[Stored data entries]
◇ ◇ ◇ ◇ ◇ ◇ ◇
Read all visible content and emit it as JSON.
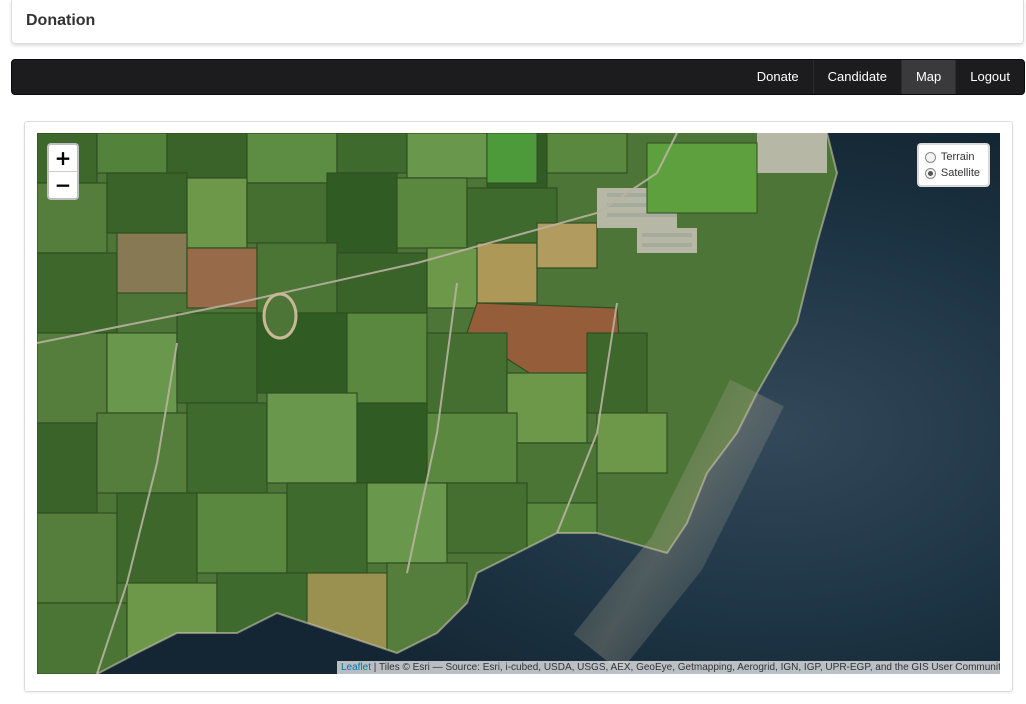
{
  "header": {
    "title": "Donation"
  },
  "nav": {
    "items": [
      {
        "label": "Donate",
        "active": false
      },
      {
        "label": "Candidate",
        "active": false
      },
      {
        "label": "Map",
        "active": true
      },
      {
        "label": "Logout",
        "active": false
      }
    ]
  },
  "map": {
    "zoom_in": "+",
    "zoom_out": "−",
    "layers": [
      {
        "label": "Terrain",
        "checked": false
      },
      {
        "label": "Satellite",
        "checked": true
      }
    ],
    "attribution": {
      "link": "Leaflet",
      "text": " | Tiles © Esri — Source: Esri, i-cubed, USDA, USGS, AEX, GeoEye, Getmapping, Aerogrid, IGN, IGP, UPR-EGP, and the GIS User Community"
    }
  },
  "colors": {
    "navbar_bg": "#1c1c1e",
    "nav_active_bg": "#3a3a3c",
    "field_green_dark": "#3f6a2e",
    "field_green_light": "#6f9a4c",
    "sea": "#1d3444",
    "attribution_link": "#0078a8"
  }
}
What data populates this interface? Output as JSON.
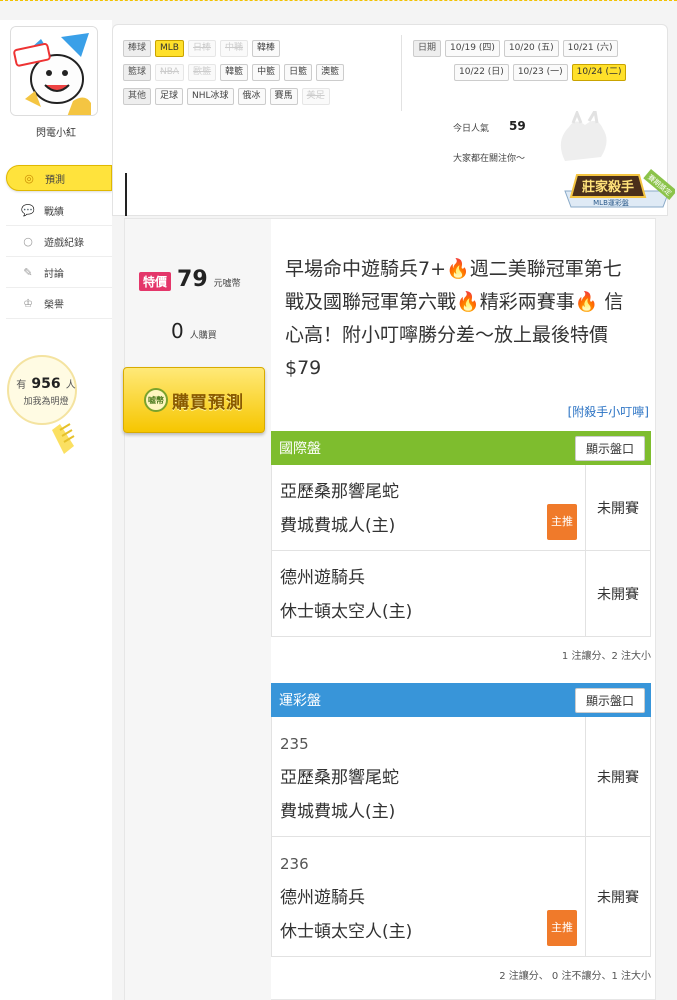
{
  "user": {
    "name": "閃電小紅"
  },
  "sidebar": {
    "items": [
      {
        "label": "預測",
        "icon": "target-icon",
        "active": true
      },
      {
        "label": "戰績",
        "icon": "chat-bubble-icon"
      },
      {
        "label": "遊戲紀錄",
        "icon": "circle-icon"
      },
      {
        "label": "討論",
        "icon": "edit-icon"
      },
      {
        "label": "榮譽",
        "icon": "medal-icon"
      }
    ],
    "bulb": {
      "prefix": "有",
      "count": "956",
      "suffix": "人",
      "cta": "加我為明燈"
    }
  },
  "filters": {
    "baseball": {
      "category": "棒球",
      "items": [
        {
          "label": "MLB",
          "state": "selected"
        },
        {
          "label": "日棒",
          "state": "disabled"
        },
        {
          "label": "中職",
          "state": "disabled"
        },
        {
          "label": "韓棒",
          "state": "normal"
        }
      ]
    },
    "basketball": {
      "category": "籃球",
      "items": [
        {
          "label": "NBA",
          "state": "disabled"
        },
        {
          "label": "歐籃",
          "state": "disabled"
        },
        {
          "label": "韓籃",
          "state": "normal"
        },
        {
          "label": "中籃",
          "state": "normal"
        },
        {
          "label": "日籃",
          "state": "normal"
        },
        {
          "label": "澳籃",
          "state": "normal"
        }
      ]
    },
    "other": {
      "category": "其他",
      "items": [
        {
          "label": "足球",
          "state": "normal"
        },
        {
          "label": "NHL冰球",
          "state": "normal"
        },
        {
          "label": "俄冰",
          "state": "normal"
        },
        {
          "label": "賽馬",
          "state": "normal"
        },
        {
          "label": "美足",
          "state": "disabled"
        }
      ]
    },
    "dates": {
      "category": "日期",
      "row1": [
        "10/19 (四)",
        "10/20 (五)",
        "10/21 (六)"
      ],
      "row2": [
        "10/22 (日)",
        "10/23 (一)",
        "10/24 (二)"
      ],
      "selected": "10/24 (二)"
    }
  },
  "stats": {
    "popularity_label": "今日人氣",
    "popularity_value": "59",
    "follow_text": "大家都在關注你～"
  },
  "badge": {
    "main": "莊家殺手",
    "sub": "MLB運彩盤",
    "ribbon": "賽期獎定"
  },
  "offer": {
    "price_tag": "特價",
    "price": "79",
    "price_unit": "元噓幣",
    "buyers": "0",
    "buyers_unit": "人購買",
    "buy_label": "購買預測",
    "coin_label": "噓幣",
    "title_segments": [
      "早場命中遊騎兵7+",
      "🔥",
      "週二美聯冠軍第七戰及國聯冠軍第六戰",
      "🔥",
      "精彩兩賽事",
      "🔥",
      " 信心高！附小叮嚀勝分差～放上最後特價$79"
    ],
    "link": "[附殺手小叮嚀]"
  },
  "markets": [
    {
      "name": "國際盤",
      "show_label": "顯示盤口",
      "color": "#7ebd2e",
      "games": [
        {
          "number": "",
          "team1": "亞歷桑那響尾蛇",
          "team2": "費城費城人(主)",
          "status": "未開賽",
          "recommend": "主推"
        },
        {
          "number": "",
          "team1": "德州遊騎兵",
          "team2": "休士頓太空人(主)",
          "status": "未開賽",
          "recommend": ""
        }
      ],
      "note": "1 注讓分、2 注大小"
    },
    {
      "name": "運彩盤",
      "show_label": "顯示盤口",
      "color": "#3895d9",
      "games": [
        {
          "number": "235",
          "team1": "亞歷桑那響尾蛇",
          "team2": "費城費城人(主)",
          "status": "未開賽",
          "recommend": ""
        },
        {
          "number": "236",
          "team1": "德州遊騎兵",
          "team2": "休士頓太空人(主)",
          "status": "未開賽",
          "recommend": "主推"
        }
      ],
      "note": "2 注讓分、 0 注不讓分、1 注大小"
    }
  ]
}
◇ ◇ ◇ ◇ ◇ ◇ ◇
* TASK DESCRIPTION
Without including any pictures, reproduce the listing exactly.

* WRITTEN RESPONSE
Read all visible content and emit it as JSON.
{
  "header": {
    "title": "Donation"
  },
  "nav": {
    "items": [
      {
        "label": "Donate",
        "active": false
      },
      {
        "label": "Candidate",
        "active": false
      },
      {
        "label": "Map",
        "active": true
      },
      {
        "label": "Logout",
        "active": false
      }
    ]
  },
  "map": {
    "zoom_in": "+",
    "zoom_out": "−",
    "layers": [
      {
        "label": "Terrain",
        "checked": false
      },
      {
        "label": "Satellite",
        "checked": true
      }
    ],
    "attribution": {
      "link": "Leaflet",
      "text": " | Tiles © Esri — Source: Esri, i-cubed, USDA, USGS, AEX, GeoEye, Getmapping, Aerogrid, IGN, IGP, UPR-EGP, and the GIS User Community"
    }
  },
  "colors": {
    "navbar_bg": "#1c1c1e",
    "nav_active_bg": "#3a3a3c",
    "field_green_dark": "#3f6a2e",
    "field_green_light": "#6f9a4c",
    "sea": "#1d3444",
    "attribution_link": "#0078a8"
  }
}
What data populates this interface? Output as JSON.
{
  "user": {
    "name": "閃電小紅"
  },
  "sidebar": {
    "items": [
      {
        "label": "預測",
        "icon": "target-icon",
        "active": true
      },
      {
        "label": "戰績",
        "icon": "chat-bubble-icon"
      },
      {
        "label": "遊戲紀錄",
        "icon": "circle-icon"
      },
      {
        "label": "討論",
        "icon": "edit-icon"
      },
      {
        "label": "榮譽",
        "icon": "medal-icon"
      }
    ],
    "bulb": {
      "prefix": "有",
      "count": "956",
      "suffix": "人",
      "cta": "加我為明燈"
    }
  },
  "filters": {
    "baseball": {
      "category": "棒球",
      "items": [
        {
          "label": "MLB",
          "state": "selected"
        },
        {
          "label": "日棒",
          "state": "disabled"
        },
        {
          "label": "中職",
          "state": "disabled"
        },
        {
          "label": "韓棒",
          "state": "normal"
        }
      ]
    },
    "basketball": {
      "category": "籃球",
      "items": [
        {
          "label": "NBA",
          "state": "disabled"
        },
        {
          "label": "歐籃",
          "state": "disabled"
        },
        {
          "label": "韓籃",
          "state": "normal"
        },
        {
          "label": "中籃",
          "state": "normal"
        },
        {
          "label": "日籃",
          "state": "normal"
        },
        {
          "label": "澳籃",
          "state": "normal"
        }
      ]
    },
    "other": {
      "category": "其他",
      "items": [
        {
          "label": "足球",
          "state": "normal"
        },
        {
          "label": "NHL冰球",
          "state": "normal"
        },
        {
          "label": "俄冰",
          "state": "normal"
        },
        {
          "label": "賽馬",
          "state": "normal"
        },
        {
          "label": "美足",
          "state": "disabled"
        }
      ]
    },
    "dates": {
      "category": "日期",
      "row1": [
        "10/19 (四)",
        "10/20 (五)",
        "10/21 (六)"
      ],
      "row2": [
        "10/22 (日)",
        "10/23 (一)",
        "10/24 (二)"
      ],
      "selected": "10/24 (二)"
    }
  },
  "stats": {
    "popularity_label": "今日人氣",
    "popularity_value": "59",
    "follow_text": "大家都在關注你～"
  },
  "badge": {
    "main": "莊家殺手",
    "sub": "MLB運彩盤",
    "ribbon": "賽期獎定"
  },
  "offer": {
    "price_tag": "特價",
    "price": "79",
    "price_unit": "元噓幣",
    "buyers": "0",
    "buyers_unit": "人購買",
    "buy_label": "購買預測",
    "coin_label": "噓幣",
    "title_segments": [
      "早場命中遊騎兵7+",
      "🔥",
      "週二美聯冠軍第七戰及國聯冠軍第六戰",
      "🔥",
      "精彩兩賽事",
      "🔥",
      " 信心高！附小叮嚀勝分差～放上最後特價$79"
    ],
    "link": "[附殺手小叮嚀]"
  },
  "markets": [
    {
      "name": "國際盤",
      "show_label": "顯示盤口",
      "color": "#7ebd2e",
      "games": [
        {
          "number": "",
          "team1": "亞歷桑那響尾蛇",
          "team2": "費城費城人(主)",
          "status": "未開賽",
          "recommend": "主推"
        },
        {
          "number": "",
          "team1": "德州遊騎兵",
          "team2": "休士頓太空人(主)",
          "status": "未開賽",
          "recommend": ""
        }
      ],
      "note": "1 注讓分、2 注大小"
    },
    {
      "name": "運彩盤",
      "show_label": "顯示盤口",
      "color": "#3895d9",
      "games": [
        {
          "number": "235",
          "team1": "亞歷桑那響尾蛇",
          "team2": "費城費城人(主)",
          "status": "未開賽",
          "recommend": ""
        },
        {
          "number": "236",
          "team1": "德州遊騎兵",
          "team2": "休士頓太空人(主)",
          "status": "未開賽",
          "recommend": "主推"
        }
      ],
      "note": "2 注讓分、 0 注不讓分、1 注大小"
    }
  ]
}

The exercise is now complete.